* SOURCE EXCERPT *
■ ■ ■ ■ ■ ■ ■
I fully subscribe to this analysis. But
what is most interesting to me is Dessalegn’s conclusion: for him, the
arrest obviously reinforces the view that “the struggle for democracy is
an inward struggle. It is not about the EPRDF.” In other words, our own
failure to organize and respond effectively allows the EPRDF to act with
such impunity. Indeed, in light of the indignation and surprise expressed
here and there at the arrest and the revocation of the pardon, it is good
to remind people that the direction of the struggle is not to expect but
to impose change on the EPRDF.
Where I am less inclined to follow
Dessalegn is when he implies that Birtukan could have retracted the
remarks she made about the pardon without damaging herself. He writes: “on
the face of it, there would be nothing wrong with a calculated retraction,”
all the more so as her continuous activism is necessary to accomplish
urgent and more important tasks. What ruled out this option, so Dessalegn
seems to say, is that such a retraction would have been viewed by the
Ethiopian diaspora and most people in Ethiopia as another betrayal.
My view is that a retraction would have
been harmful, not because the Ethiopian opinion would have failed to
understand its merits, but because the EPRDF would have accomplished the
three mentioned objectives with flying colors. When the now defunct
Kinijit leaders were released from prison following the so-called
presidential pardon, I wrote that the purpose of the whole drama of
pardoning them after the court’s guilty verdict was to humiliate them.
The intent to humiliate is not only a personal vendetta; it has a clear
political goal as well. It creates a pernicious fissure between the people
and its would-be leaders on the ground that leaders, who are not ready to
sacrifice their comfort and even their life, if necessary, do not deserve
to be leaders. The purpose of humiliation is to demean would-be leaders in
front of the people they claim to defend.
The elementary reality is that a people
without leadership is a people unable to organize and resist, and so
doomed to submission. We all wonder why Ethiopians remain so passive when
the consequences of the Woyanne policy have such disastrous impacts on
their daily life. We all expect the people to rise up and oppose
continuous resistance. And we know from recent experience how well the
Woyanne regime understands the language of resistance, as illustrated by
its precipitated pullout in the face of a growing Somali insurgency. Look
closer: the Somali resistance is fuelled by the committed and stubborn
leadership of Islamic fighters.
Since the rise of Ethiopia’s modern
state, the various groups that controlled the central government have all
worked toward one major goal, namely, the dismantling of all autonomous
societal organizations so as to create a completely fragmented and
flattened society. To undermine resistance, dictatorial regimes pursue the
dissolution of autonomous centers of leadership through a systematic
policy of atomization. This systematic decapitation went so well in
Ethiopia that all forms of autonomous organizations have disappeared with
the exception of the apolitical organizations known as edire. One
catastrophic consequence of the atomization of social life was the
promotion of ethnicity as the sole principle of organization with some
potential for autonomy and anti-central state activities.
■ ■ ■ ■ ■ ■ ■
* THE REQUEST *
In the excerpt about Birtukan's arrest, what is the only form of autonomous organization said to have survived in Ethiopia? Rely solely on the excerpt about Birtukan's arrest when responding.
■ ■ ■ ■ ■ ■ ■
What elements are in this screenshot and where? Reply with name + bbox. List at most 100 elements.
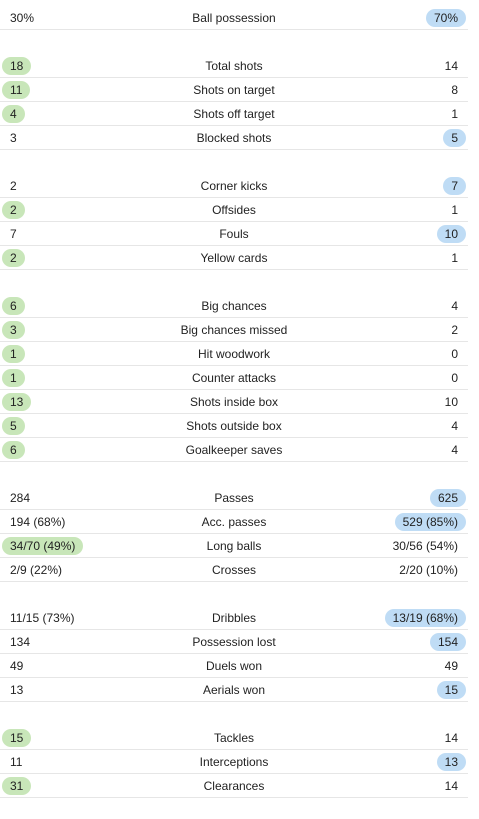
away-value-highlight: 154 (429, 633, 466, 651)
away-value-text: 0 (451, 347, 458, 361)
stat-label: Shots outside box (186, 419, 282, 433)
away-value-text: 1 (451, 251, 458, 265)
stat-label: Shots inside box (189, 395, 279, 409)
away-value-highlight: 13/19 (68%) (384, 609, 466, 627)
home-value-highlight: 18 (2, 57, 32, 75)
row-divider (0, 749, 468, 750)
row-divider (0, 557, 468, 558)
home-value-highlight: 6 (2, 441, 25, 459)
stat-label: Corner kicks (200, 179, 268, 193)
away-value-text: 4 (451, 443, 458, 457)
home-value-highlight: 2 (2, 249, 25, 267)
stat-label: Shots on target (193, 83, 275, 97)
home-value: 3 (2, 321, 25, 339)
home-value: 34/70 (49%) (2, 537, 84, 555)
home-value: 11 (2, 753, 30, 771)
stat-row: 11 Interceptions 13 (0, 750, 468, 774)
away-value-text: 8 (451, 83, 458, 97)
row-divider (0, 389, 468, 390)
stat-label: Shots off target (193, 107, 275, 121)
away-value-highlight: 15 (436, 681, 466, 699)
away-value: 14 (437, 777, 466, 795)
away-value: 13 (436, 753, 466, 771)
home-value-highlight: 31 (2, 777, 32, 795)
away-value: 14 (437, 729, 466, 747)
home-value-highlight: 13 (2, 393, 32, 411)
home-value-text: 13 (10, 683, 24, 697)
row-divider (0, 245, 468, 246)
stat-row: 34/70 (49%) Long balls 30/56 (54%) (0, 534, 468, 558)
home-value: 1 (2, 369, 25, 387)
home-value: 5 (2, 417, 25, 435)
home-value: 284 (2, 489, 38, 507)
row-divider (0, 149, 468, 150)
away-value: 5 (443, 129, 466, 147)
stat-row: 2 Corner kicks 7 (0, 174, 468, 198)
home-value-highlight: 11 (2, 81, 31, 99)
row-divider (0, 365, 468, 366)
row-divider (0, 653, 468, 654)
stat-label: Interceptions (199, 755, 269, 769)
away-value-highlight: 10 (436, 225, 466, 243)
row-divider (0, 221, 468, 222)
away-value: 70% (425, 9, 466, 27)
away-value: 529 (85%) (394, 513, 466, 531)
row-divider (0, 77, 468, 78)
stat-row: 13 Aerials won 15 (0, 678, 468, 702)
home-value-highlight: 5 (2, 417, 25, 435)
row-divider (0, 797, 468, 798)
row-divider (0, 461, 468, 462)
away-value: 2 (443, 321, 466, 339)
stat-row: 13 Shots inside box 10 (0, 390, 468, 414)
stat-label: Ball possession (192, 11, 276, 25)
stat-row: 4 Shots off target 1 (0, 102, 468, 126)
stat-label: Total shots (205, 59, 263, 73)
home-value-highlight: 2 (2, 201, 25, 219)
away-value-highlight: 625 (429, 489, 466, 507)
stat-label: Clearances (203, 779, 265, 793)
home-value-text: 30% (10, 11, 35, 25)
row-divider (0, 101, 468, 102)
row-divider (0, 437, 468, 438)
home-value: 11 (2, 81, 31, 99)
row-divider (0, 509, 468, 510)
home-value: 11/15 (73%) (2, 609, 82, 627)
away-value-text: 14 (444, 731, 458, 745)
row-divider (0, 533, 468, 534)
row-divider (0, 629, 468, 630)
home-value: 49 (2, 657, 31, 675)
away-value: 1 (443, 105, 466, 123)
stat-label: Counter attacks (191, 371, 277, 385)
stat-row: 30% Ball possession 70% (0, 6, 468, 30)
away-value-highlight: 13 (436, 753, 466, 771)
row-divider (0, 773, 468, 774)
home-value: 31 (2, 777, 32, 795)
stat-label: Dribbles (211, 611, 256, 625)
stat-row: 11 Shots on target 8 (0, 78, 468, 102)
stat-row: 284 Passes 625 (0, 486, 468, 510)
home-value-text: 49 (10, 659, 24, 673)
stat-label: Blocked shots (196, 131, 272, 145)
home-value: 2 (2, 201, 25, 219)
away-value: 8 (443, 81, 466, 99)
away-value-text: 4 (451, 299, 458, 313)
away-value-text: 10 (444, 395, 458, 409)
home-value: 13 (2, 681, 31, 699)
home-value-highlight: 1 (2, 345, 25, 363)
away-value: 4 (443, 417, 466, 435)
home-value: 1 (2, 345, 25, 363)
stat-row: 3 Big chances missed 2 (0, 318, 468, 342)
stat-label: Acc. passes (201, 515, 267, 529)
home-value-highlight: 4 (2, 105, 25, 123)
away-value-highlight: 5 (443, 129, 466, 147)
stat-label: Big chances missed (180, 323, 288, 337)
away-value: 1 (443, 201, 466, 219)
row-divider (0, 677, 468, 678)
away-value-highlight: 7 (443, 177, 466, 195)
stat-row: 6 Big chances 4 (0, 294, 468, 318)
stat-label: Passes (214, 491, 254, 505)
stat-row: 194 (68%) Acc. passes 529 (85%) (0, 510, 468, 534)
away-value-text: 2 (451, 323, 458, 337)
home-value-text: 7 (10, 227, 17, 241)
away-value-text: 49 (444, 659, 458, 673)
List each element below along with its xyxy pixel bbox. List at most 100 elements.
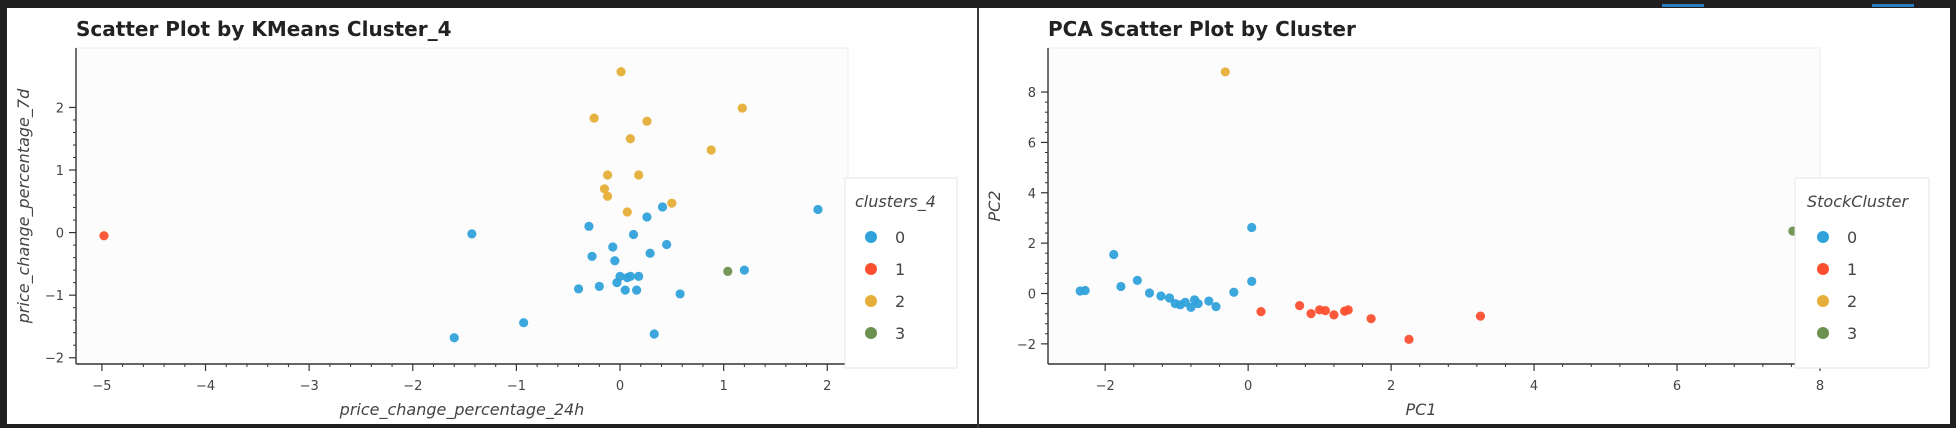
■ ■ ■ ■ ■ ■ ■
* RESULT OF THIS TASK *
The apolitical organizations known as edire.